# EXERCISE AIM
For each line below that includes the word "this", make a copy.

# AVAILABLE DATA
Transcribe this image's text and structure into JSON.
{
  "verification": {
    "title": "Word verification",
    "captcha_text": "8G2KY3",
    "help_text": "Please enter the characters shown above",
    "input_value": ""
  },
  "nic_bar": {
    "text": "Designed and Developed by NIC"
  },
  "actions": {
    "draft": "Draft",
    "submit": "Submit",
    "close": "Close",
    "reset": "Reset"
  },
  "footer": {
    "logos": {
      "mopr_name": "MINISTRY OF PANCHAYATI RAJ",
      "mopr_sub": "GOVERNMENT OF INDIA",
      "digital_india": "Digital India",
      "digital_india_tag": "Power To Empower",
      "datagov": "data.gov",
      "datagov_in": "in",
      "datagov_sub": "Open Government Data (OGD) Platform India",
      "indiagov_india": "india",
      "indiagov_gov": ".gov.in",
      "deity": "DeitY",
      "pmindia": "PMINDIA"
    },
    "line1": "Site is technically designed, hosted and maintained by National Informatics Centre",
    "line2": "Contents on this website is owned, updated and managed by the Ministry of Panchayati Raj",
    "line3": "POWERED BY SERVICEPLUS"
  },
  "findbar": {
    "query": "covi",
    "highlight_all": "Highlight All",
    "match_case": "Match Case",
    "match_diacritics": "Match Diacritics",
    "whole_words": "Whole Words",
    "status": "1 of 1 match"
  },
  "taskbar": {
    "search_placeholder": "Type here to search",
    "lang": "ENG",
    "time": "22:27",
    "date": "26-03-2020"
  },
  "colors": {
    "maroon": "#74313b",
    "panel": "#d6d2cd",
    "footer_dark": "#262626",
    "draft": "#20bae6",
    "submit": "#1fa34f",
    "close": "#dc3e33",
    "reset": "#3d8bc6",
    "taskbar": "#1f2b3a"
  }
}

* * *

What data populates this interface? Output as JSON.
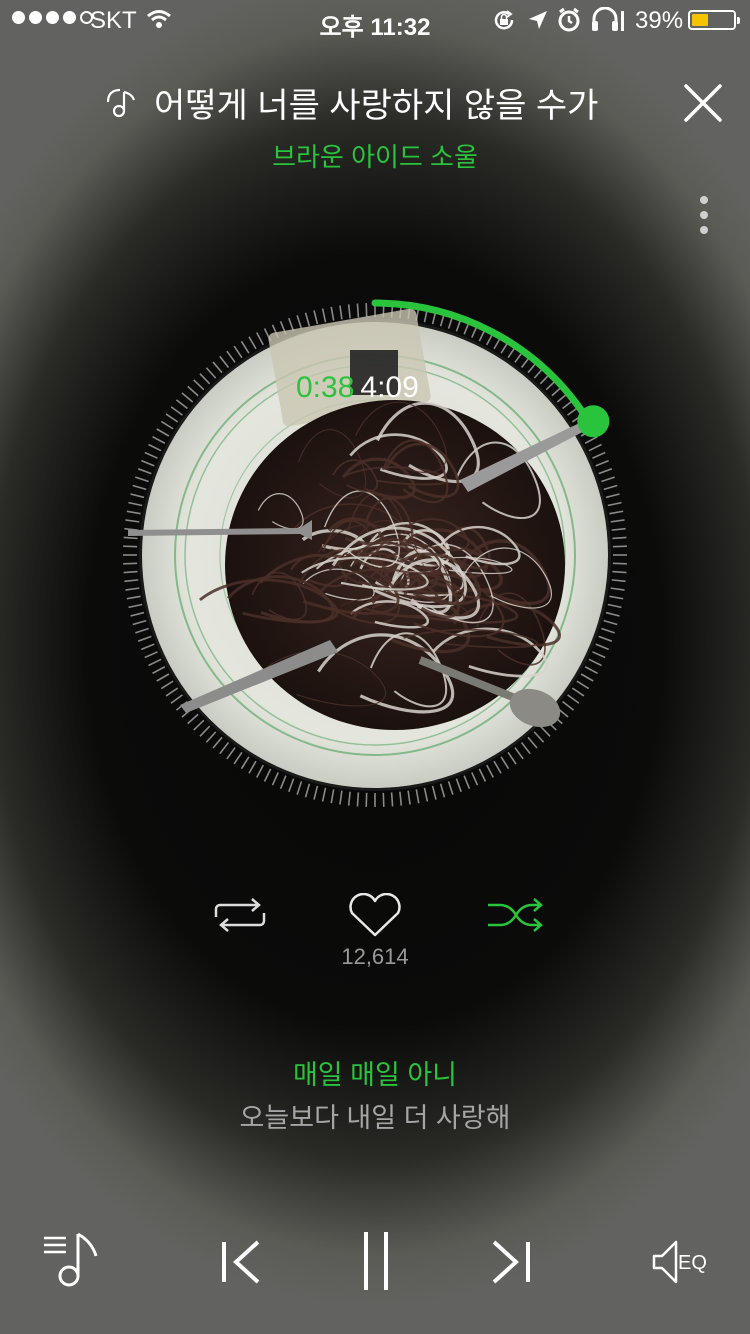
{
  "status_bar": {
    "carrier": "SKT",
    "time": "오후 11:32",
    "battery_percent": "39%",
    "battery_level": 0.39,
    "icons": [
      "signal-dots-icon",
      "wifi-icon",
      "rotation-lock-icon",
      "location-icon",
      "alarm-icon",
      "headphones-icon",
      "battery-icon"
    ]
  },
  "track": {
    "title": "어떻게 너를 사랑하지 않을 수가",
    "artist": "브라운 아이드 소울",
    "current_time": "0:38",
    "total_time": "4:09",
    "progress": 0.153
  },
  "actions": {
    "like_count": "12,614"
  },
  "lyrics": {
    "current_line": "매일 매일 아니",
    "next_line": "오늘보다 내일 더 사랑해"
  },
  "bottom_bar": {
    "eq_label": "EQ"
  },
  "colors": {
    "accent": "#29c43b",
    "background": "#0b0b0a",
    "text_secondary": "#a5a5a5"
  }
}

# COMPLETE ANSWER
Transcribe this image's text and structure into JSON.
    "line2": "Contents on this website is owned, updated and managed by the Ministry of Panchayati Raj",
What data populates this interface? Output as JSON.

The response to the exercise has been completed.